## ACTION ITEM A
In the egg passage, what does it mean when an egg lies flat on the bottom of a bowl of water?
## ACTION ITEM B
Please pick up the egg passage after its last sentence and carry it on.

*** Opening of SOURCE DOCUMENT ***

The chalaziferous layer is visible as opaque fibrous chords or white strings, called chalazae, on opposite sides of the yolk. The chalazae hold the yolk in the centre of the egg, stretching from the yolk, through the white, to the membranes located right against the inner surface of the shell. Prominent chalazae signify that an egg is fresh and may be strained out of the egg white before cooking or whisking.

The yolk constitutes 42 per cent of the egg’s total weight and contains three-quarters of its calorific value. It is made up of 19 per cent protein, 30 per cent fat and 51 per cent water. The yolk is a thick liquid containing the entire fat content of the egg, a wide range of vitamins and minerals, the emulsifying protein lecithin and an iron-based pigment called haematogen that gives the egg yolk its yellow colour. Each yolk contains approximately 0.2g cholesterol which has in the past been regarded as harmful to health. However, it is now generally accepted that ‘dietary’ cholesterol is far less harmful than the cholesterol the body manufactures from saturated ‘dietary fats. There seems no longer a justification for the Draconian rule of ‘one egg per week’!

Identifying a Fresh Egg

As an egg ages, the structure of the white and yolk begins to break down, affecting both its cooking properties and flavour. Cracking an egg on to a plate can show the cook just how old it is. If the white has body, does not spread widely and the chalazae are clearly visible, the egg is very fresh. As an egg ages, the thick part of the egg white deteriorates and becomes watery. The yolk of a fresh egg should be domed and stand firmly above the white. Over time, the yolk membrane becomes weaker, causing the yolk to flatten and spread. As a result. Older eggs do not hold tightly together when poaching, fried eggs look flat and shapeless and in both cases the yolk is liable to break. Older eggs can be successfully scrambled, however, and the shell is easier to remove from hard-boiled older eggs as the membrane no longer clings tightly to the inside of the shell.

With the gradual breaking down of the egg white, carbon dioxide is released into the enlarging air sac and out through the shell. Air from outside passes through the pores in the shell to fill the increasing space left by the egg white. Knowing this, it is possible to test whether an egg is fresh without breaking it, by gently immersing it in a bowl of water. If the egg lies flat on the bottom, this means that the air sac is small and the egg is very fresh. If the egg stands up and bobs on the bottom of the bowl this means that it is older and more buoyant due to the enlarged air sac, but it is suitable for scrambling or hard-boiling. If the egg floats to the surface, this means that it is full of gas and should be thrown away as it is most probably rotten.

*** Close of SOURCE DOCUMENT ***
*** Opening of RECORDS SUPPLIED ***

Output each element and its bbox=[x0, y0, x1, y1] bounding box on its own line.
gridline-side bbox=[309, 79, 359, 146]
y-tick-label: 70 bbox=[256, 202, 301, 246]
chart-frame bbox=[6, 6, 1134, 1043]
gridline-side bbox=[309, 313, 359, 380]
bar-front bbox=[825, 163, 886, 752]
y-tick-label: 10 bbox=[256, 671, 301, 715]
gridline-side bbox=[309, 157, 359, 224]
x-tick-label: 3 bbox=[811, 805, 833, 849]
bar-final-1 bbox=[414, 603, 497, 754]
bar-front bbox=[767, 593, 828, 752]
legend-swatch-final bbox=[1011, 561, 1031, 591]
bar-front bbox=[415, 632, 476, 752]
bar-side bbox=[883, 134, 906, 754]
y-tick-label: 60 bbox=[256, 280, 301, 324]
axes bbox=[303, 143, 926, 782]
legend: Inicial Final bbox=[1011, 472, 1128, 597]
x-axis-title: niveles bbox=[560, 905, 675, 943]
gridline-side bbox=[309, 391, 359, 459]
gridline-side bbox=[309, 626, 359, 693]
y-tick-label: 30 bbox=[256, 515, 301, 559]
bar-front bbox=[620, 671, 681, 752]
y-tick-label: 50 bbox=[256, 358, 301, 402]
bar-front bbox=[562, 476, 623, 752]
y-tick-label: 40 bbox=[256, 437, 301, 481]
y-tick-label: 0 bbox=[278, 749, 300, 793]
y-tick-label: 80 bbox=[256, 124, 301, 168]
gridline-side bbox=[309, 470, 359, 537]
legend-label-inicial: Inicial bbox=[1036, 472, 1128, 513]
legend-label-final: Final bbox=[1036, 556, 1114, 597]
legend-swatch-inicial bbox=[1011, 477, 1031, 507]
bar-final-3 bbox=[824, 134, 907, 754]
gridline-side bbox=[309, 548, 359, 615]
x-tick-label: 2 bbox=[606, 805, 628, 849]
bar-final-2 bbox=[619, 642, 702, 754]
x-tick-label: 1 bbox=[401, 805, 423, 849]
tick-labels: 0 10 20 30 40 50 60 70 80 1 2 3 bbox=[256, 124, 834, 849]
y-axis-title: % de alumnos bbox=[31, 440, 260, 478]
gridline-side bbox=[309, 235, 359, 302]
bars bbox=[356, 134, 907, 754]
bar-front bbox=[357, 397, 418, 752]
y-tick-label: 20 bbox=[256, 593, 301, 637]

*** Close of RECORDS SUPPLIED ***

## EXERCISE RESPONSE A
The air sac is small and the egg is very fresh.

## EXERCISE RESPONSE B
Storing Eggs

Eggs are potentially hazardous as they are rich in nutrients and provide the ideal conditions for the growth of harmful bacteria such as salmonella which is commonly found in the intestines of chickens. Most bacterial contamination is present on the shell of a dirty or cracked egg but can also be found inside. Eggs that are dirty and/or cracked should be discarded.

Store eggs in a refrigerator: To reduce the risk of salmonella poisoning as well as to slow the rate of deterioration, store eggs at temperatures below 4ºC. Eggs age faster at room temperature than if kept in the refrigerator. Shop-bought fresh eggs are usually stamped with a ‘best before’ date set at 3 weeks from laying, provided they are kept in the refrigerator. Egg shells are porous and pervious to air, water and odours. To prevent the flavour of eggs from becoming tainted it is best to store the eggs in their box away from strongly flavoured, pungent foods such as cheese. They will also keep better if they are stored standing upright on their pointed ends so that the air sac, at the wide end, is facing upwards.

Storing separated eggs: Egg whites can be refrigerated for up to 3 weeks as they contain a natural bactericide, or may be frozen for up to 3 months. Frozen yolks (up to 6 weeks frozen) will whisk more efficiently than fresh whites; indeed, some famous kitchens will only use whites that have been frozen for soufflés as they perform far better! Yolks can be refrigerated for 2 - 3 days, covered with a little cold water and clingfilm to prevent a hard crust from forming. They can also be frozen for up to 3 months but should have either a little salt or sugar (about ¼ teaspoon per four yolks) added to prevent the yolk from hardening. Label which is which as you will only want to use the salted yolks for savoury dishes and the sugared yolks for sweet dishes.

More on yolks

Egg yolk is often used as an emulsifier. Many recipes call for the intimate mixing of watery ingredients with oily or fatty ingredients. As a rule oil and water don’t mix, and the oil just floats back to the surface. But egg yolks contain compounds such as lecithin which acts a bit like soap, enabling water and oil to be mixed. These emulsifiers tend to be large molecules, parts of which are attracted to water and other parts attracted to oil.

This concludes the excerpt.